▶ Do this: Reproduce all entries verbatim, with nothing added or dropped.
★ ★ ★ ★ ★ ★ ★
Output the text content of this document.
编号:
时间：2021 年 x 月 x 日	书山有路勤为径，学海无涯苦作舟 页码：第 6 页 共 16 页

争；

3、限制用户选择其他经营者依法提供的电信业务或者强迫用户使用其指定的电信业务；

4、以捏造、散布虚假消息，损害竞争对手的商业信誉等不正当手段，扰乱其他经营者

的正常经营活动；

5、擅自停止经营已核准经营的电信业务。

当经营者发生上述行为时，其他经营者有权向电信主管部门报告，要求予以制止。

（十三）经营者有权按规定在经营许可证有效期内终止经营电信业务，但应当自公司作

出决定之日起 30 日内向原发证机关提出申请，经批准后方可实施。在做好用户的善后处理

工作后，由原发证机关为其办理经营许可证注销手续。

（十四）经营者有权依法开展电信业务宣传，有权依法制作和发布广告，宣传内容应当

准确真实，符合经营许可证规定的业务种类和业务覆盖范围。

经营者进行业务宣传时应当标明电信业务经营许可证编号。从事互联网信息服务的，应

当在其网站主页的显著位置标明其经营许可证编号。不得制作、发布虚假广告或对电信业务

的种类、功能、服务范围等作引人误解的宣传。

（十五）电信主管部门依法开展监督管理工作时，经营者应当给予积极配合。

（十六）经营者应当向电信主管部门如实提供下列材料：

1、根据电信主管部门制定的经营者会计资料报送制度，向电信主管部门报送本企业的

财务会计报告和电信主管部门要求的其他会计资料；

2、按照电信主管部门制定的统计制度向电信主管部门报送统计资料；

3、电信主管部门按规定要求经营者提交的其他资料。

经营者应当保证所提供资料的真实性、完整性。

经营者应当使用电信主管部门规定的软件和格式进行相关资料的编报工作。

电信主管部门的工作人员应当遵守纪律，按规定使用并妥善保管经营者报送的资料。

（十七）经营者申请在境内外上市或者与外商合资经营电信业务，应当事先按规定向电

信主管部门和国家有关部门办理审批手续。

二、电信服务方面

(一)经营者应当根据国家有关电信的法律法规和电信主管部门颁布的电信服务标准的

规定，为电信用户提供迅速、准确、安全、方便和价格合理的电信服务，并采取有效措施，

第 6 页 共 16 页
★ ★ ★ ★ ★ ★ ★
▶ Output below:
Output the text content of this document.
编号:
时间：2021 年 x 月 x 日	书山有路勤为径，学海无涯苦作舟 页码：第 6 页 共 16 页

争；

3、限制用户选择其他经营者依法提供的电信业务或者强迫用户使用其指定的电信业务；

4、以捏造、散布虚假消息，损害竞争对手的商业信誉等不正当手段，扰乱其他经营者

的正常经营活动；

5、擅自停止经营已核准经营的电信业务。

当经营者发生上述行为时，其他经营者有权向电信主管部门报告，要求予以制止。

（十三）经营者有权按规定在经营许可证有效期内终止经营电信业务，但应当自公司作

出决定之日起 30 日内向原发证机关提出申请，经批准后方可实施。在做好用户的善后处理

工作后，由原发证机关为其办理经营许可证注销手续。

（十四）经营者有权依法开展电信业务宣传，有权依法制作和发布广告，宣传内容应当

准确真实，符合经营许可证规定的业务种类和业务覆盖范围。

经营者进行业务宣传时应当标明电信业务经营许可证编号。从事互联网信息服务的，应

当在其网站主页的显著位置标明其经营许可证编号。不得制作、发布虚假广告或对电信业务

的种类、功能、服务范围等作引人误解的宣传。

（十五）电信主管部门依法开展监督管理工作时，经营者应当给予积极配合。

（十六）经营者应当向电信主管部门如实提供下列材料：

1、根据电信主管部门制定的经营者会计资料报送制度，向电信主管部门报送本企业的

财务会计报告和电信主管部门要求的其他会计资料；

2、按照电信主管部门制定的统计制度向电信主管部门报送统计资料；

3、电信主管部门按规定要求经营者提交的其他资料。

经营者应当保证所提供资料的真实性、完整性。

经营者应当使用电信主管部门规定的软件和格式进行相关资料的编报工作。

电信主管部门的工作人员应当遵守纪律，按规定使用并妥善保管经营者报送的资料。

（十七）经营者申请在境内外上市或者与外商合资经营电信业务，应当事先按规定向电

信主管部门和国家有关部门办理审批手续。

二、电信服务方面

(一)经营者应当根据国家有关电信的法律法规和电信主管部门颁布的电信服务标准的

规定，为电信用户提供迅速、准确、安全、方便和价格合理的电信服务，并采取有效措施，

第 6 页 共 16 页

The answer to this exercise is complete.